_Exercise prompt_: Omit the images. Copy each entry word for word.

[Dataset items]
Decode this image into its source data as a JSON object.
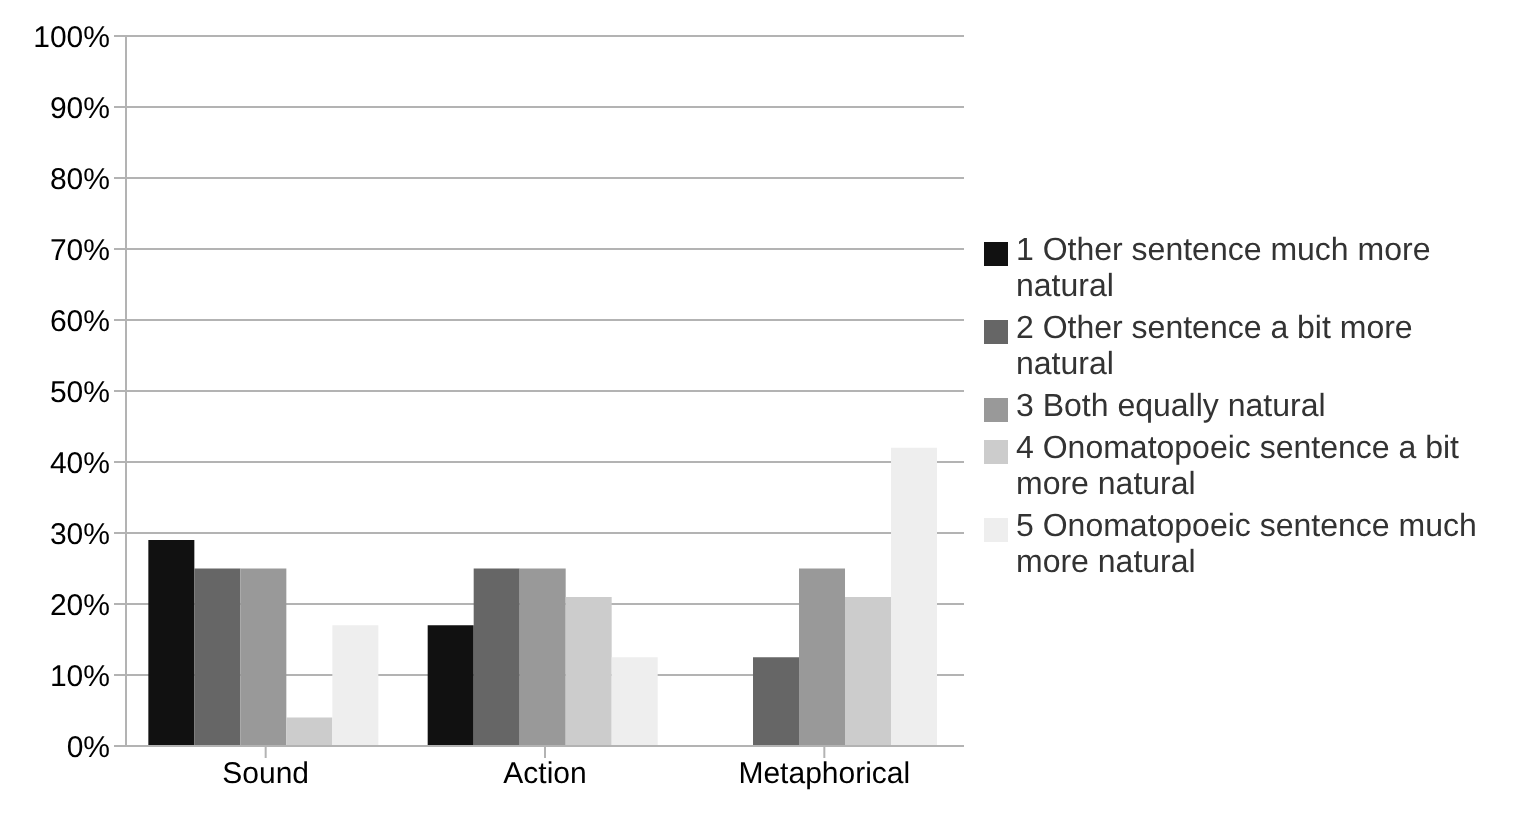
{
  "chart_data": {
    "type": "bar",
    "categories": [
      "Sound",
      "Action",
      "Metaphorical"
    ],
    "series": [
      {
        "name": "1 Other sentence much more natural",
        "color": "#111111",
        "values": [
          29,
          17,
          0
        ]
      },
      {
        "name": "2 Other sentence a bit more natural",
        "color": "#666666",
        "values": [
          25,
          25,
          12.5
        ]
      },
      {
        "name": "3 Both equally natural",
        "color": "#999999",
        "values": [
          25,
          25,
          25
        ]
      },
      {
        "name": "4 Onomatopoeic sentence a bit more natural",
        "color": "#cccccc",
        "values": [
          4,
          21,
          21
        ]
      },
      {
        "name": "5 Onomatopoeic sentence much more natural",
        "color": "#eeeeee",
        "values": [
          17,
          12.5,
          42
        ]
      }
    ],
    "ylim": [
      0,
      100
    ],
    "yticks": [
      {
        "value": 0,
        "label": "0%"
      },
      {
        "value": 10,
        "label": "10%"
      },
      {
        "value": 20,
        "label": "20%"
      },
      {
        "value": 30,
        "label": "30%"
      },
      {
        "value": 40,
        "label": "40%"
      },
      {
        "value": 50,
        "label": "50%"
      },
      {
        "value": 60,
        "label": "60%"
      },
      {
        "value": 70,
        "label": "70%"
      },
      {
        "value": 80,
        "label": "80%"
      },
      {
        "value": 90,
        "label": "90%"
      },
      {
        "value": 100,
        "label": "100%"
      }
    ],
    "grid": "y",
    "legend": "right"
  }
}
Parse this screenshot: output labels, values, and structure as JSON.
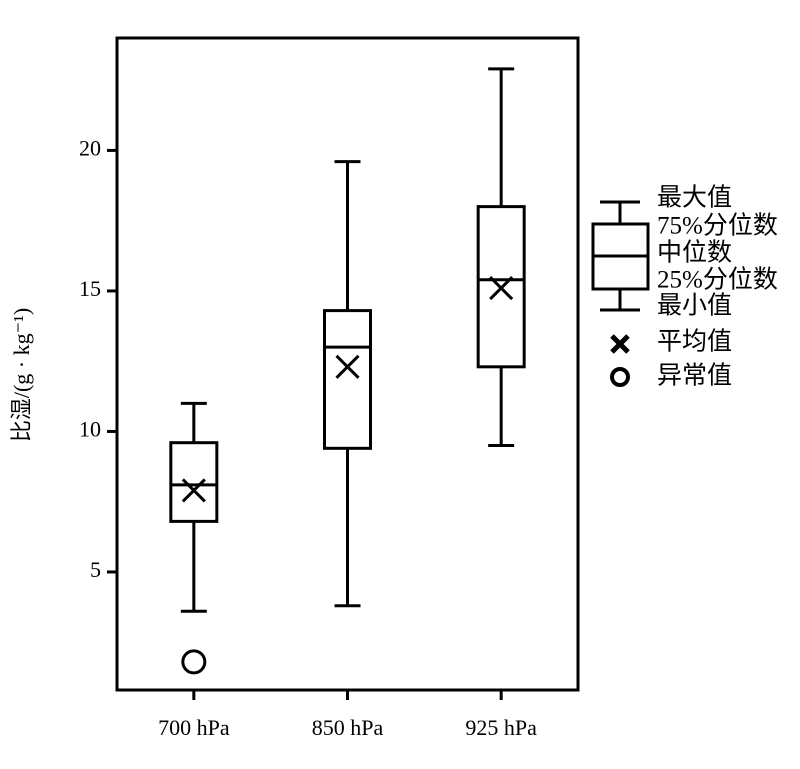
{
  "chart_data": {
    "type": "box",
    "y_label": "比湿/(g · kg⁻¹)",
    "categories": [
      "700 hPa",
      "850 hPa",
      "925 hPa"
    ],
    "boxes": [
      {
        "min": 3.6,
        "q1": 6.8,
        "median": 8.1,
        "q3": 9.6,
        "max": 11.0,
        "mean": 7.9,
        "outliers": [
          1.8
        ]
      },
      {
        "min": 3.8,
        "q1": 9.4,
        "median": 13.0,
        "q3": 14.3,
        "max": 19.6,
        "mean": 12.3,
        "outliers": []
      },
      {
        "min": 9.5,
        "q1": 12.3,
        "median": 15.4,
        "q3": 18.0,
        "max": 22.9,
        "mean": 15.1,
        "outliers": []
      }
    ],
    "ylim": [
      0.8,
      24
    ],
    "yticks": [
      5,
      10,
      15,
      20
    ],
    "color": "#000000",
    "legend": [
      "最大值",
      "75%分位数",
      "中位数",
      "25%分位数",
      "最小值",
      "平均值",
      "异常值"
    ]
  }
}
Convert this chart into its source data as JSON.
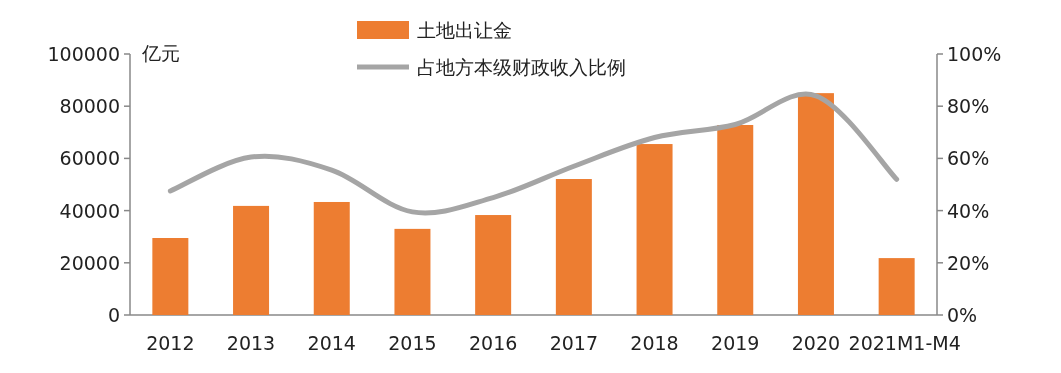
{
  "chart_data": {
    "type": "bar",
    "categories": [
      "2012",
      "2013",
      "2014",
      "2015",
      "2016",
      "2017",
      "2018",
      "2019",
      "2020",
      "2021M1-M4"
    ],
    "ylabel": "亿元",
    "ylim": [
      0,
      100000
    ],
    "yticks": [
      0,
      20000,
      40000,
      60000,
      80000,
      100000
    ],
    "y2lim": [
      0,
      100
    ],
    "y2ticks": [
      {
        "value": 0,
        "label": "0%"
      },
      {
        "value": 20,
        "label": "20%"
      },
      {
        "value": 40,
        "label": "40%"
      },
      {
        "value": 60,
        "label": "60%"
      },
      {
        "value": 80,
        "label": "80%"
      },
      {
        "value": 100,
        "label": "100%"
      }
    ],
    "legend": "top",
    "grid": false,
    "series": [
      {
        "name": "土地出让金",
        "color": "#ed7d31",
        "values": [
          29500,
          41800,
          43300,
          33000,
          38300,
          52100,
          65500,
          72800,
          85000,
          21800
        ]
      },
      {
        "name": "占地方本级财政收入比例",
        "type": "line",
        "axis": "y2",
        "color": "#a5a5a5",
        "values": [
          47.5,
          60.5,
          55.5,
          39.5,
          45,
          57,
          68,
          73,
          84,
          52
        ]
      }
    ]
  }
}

_The answer_:
Decode this image into its source data as a JSON object.
{
  "chart_data": {
    "type": "bar",
    "categories": [
      "Sound",
      "Action",
      "Metaphorical"
    ],
    "series": [
      {
        "name": "1 Other sentence much more natural",
        "color": "#111111",
        "values": [
          29,
          17,
          0
        ]
      },
      {
        "name": "2 Other sentence a bit more natural",
        "color": "#666666",
        "values": [
          25,
          25,
          12.5
        ]
      },
      {
        "name": "3 Both equally natural",
        "color": "#999999",
        "values": [
          25,
          25,
          25
        ]
      },
      {
        "name": "4 Onomatopoeic sentence a bit more natural",
        "color": "#cccccc",
        "values": [
          4,
          21,
          21
        ]
      },
      {
        "name": "5 Onomatopoeic sentence much more natural",
        "color": "#eeeeee",
        "values": [
          17,
          12.5,
          42
        ]
      }
    ],
    "ylim": [
      0,
      100
    ],
    "yticks": [
      {
        "value": 0,
        "label": "0%"
      },
      {
        "value": 10,
        "label": "10%"
      },
      {
        "value": 20,
        "label": "20%"
      },
      {
        "value": 30,
        "label": "30%"
      },
      {
        "value": 40,
        "label": "40%"
      },
      {
        "value": 50,
        "label": "50%"
      },
      {
        "value": 60,
        "label": "60%"
      },
      {
        "value": 70,
        "label": "70%"
      },
      {
        "value": 80,
        "label": "80%"
      },
      {
        "value": 90,
        "label": "90%"
      },
      {
        "value": 100,
        "label": "100%"
      }
    ],
    "grid": "y",
    "legend": "right"
  }
}
Parse this screenshot: output labels, values, and structure as JSON.
{
  "chart_data": {
    "type": "box",
    "y_label": "比湿/(g · kg⁻¹)",
    "categories": [
      "700 hPa",
      "850 hPa",
      "925 hPa"
    ],
    "boxes": [
      {
        "min": 3.6,
        "q1": 6.8,
        "median": 8.1,
        "q3": 9.6,
        "max": 11.0,
        "mean": 7.9,
        "outliers": [
          1.8
        ]
      },
      {
        "min": 3.8,
        "q1": 9.4,
        "median": 13.0,
        "q3": 14.3,
        "max": 19.6,
        "mean": 12.3,
        "outliers": []
      },
      {
        "min": 9.5,
        "q1": 12.3,
        "median": 15.4,
        "q3": 18.0,
        "max": 22.9,
        "mean": 15.1,
        "outliers": []
      }
    ],
    "ylim": [
      0.8,
      24
    ],
    "yticks": [
      5,
      10,
      15,
      20
    ],
    "color": "#000000",
    "legend": [
      "最大值",
      "75%分位数",
      "中位数",
      "25%分位数",
      "最小值",
      "平均值",
      "异常值"
    ]
  }
}
Convert this chart into its source data as JSON.
{
  "chart_data": {
    "type": "bar",
    "categories": [
      "2012",
      "2013",
      "2014",
      "2015",
      "2016",
      "2017",
      "2018",
      "2019",
      "2020",
      "2021M1-M4"
    ],
    "ylabel": "亿元",
    "ylim": [
      0,
      100000
    ],
    "yticks": [
      0,
      20000,
      40000,
      60000,
      80000,
      100000
    ],
    "y2lim": [
      0,
      100
    ],
    "y2ticks": [
      {
        "value": 0,
        "label": "0%"
      },
      {
        "value": 20,
        "label": "20%"
      },
      {
        "value": 40,
        "label": "40%"
      },
      {
        "value": 60,
        "label": "60%"
      },
      {
        "value": 80,
        "label": "80%"
      },
      {
        "value": 100,
        "label": "100%"
      }
    ],
    "legend": "top",
    "grid": false,
    "series": [
      {
        "name": "土地出让金",
        "color": "#ed7d31",
        "values": [
          29500,
          41800,
          43300,
          33000,
          38300,
          52100,
          65500,
          72800,
          85000,
          21800
        ]
      },
      {
        "name": "占地方本级财政收入比例",
        "type": "line",
        "axis": "y2",
        "color": "#a5a5a5",
        "values": [
          47.5,
          60.5,
          55.5,
          39.5,
          45,
          57,
          68,
          73,
          84,
          52
        ]
      }
    ]
  }
}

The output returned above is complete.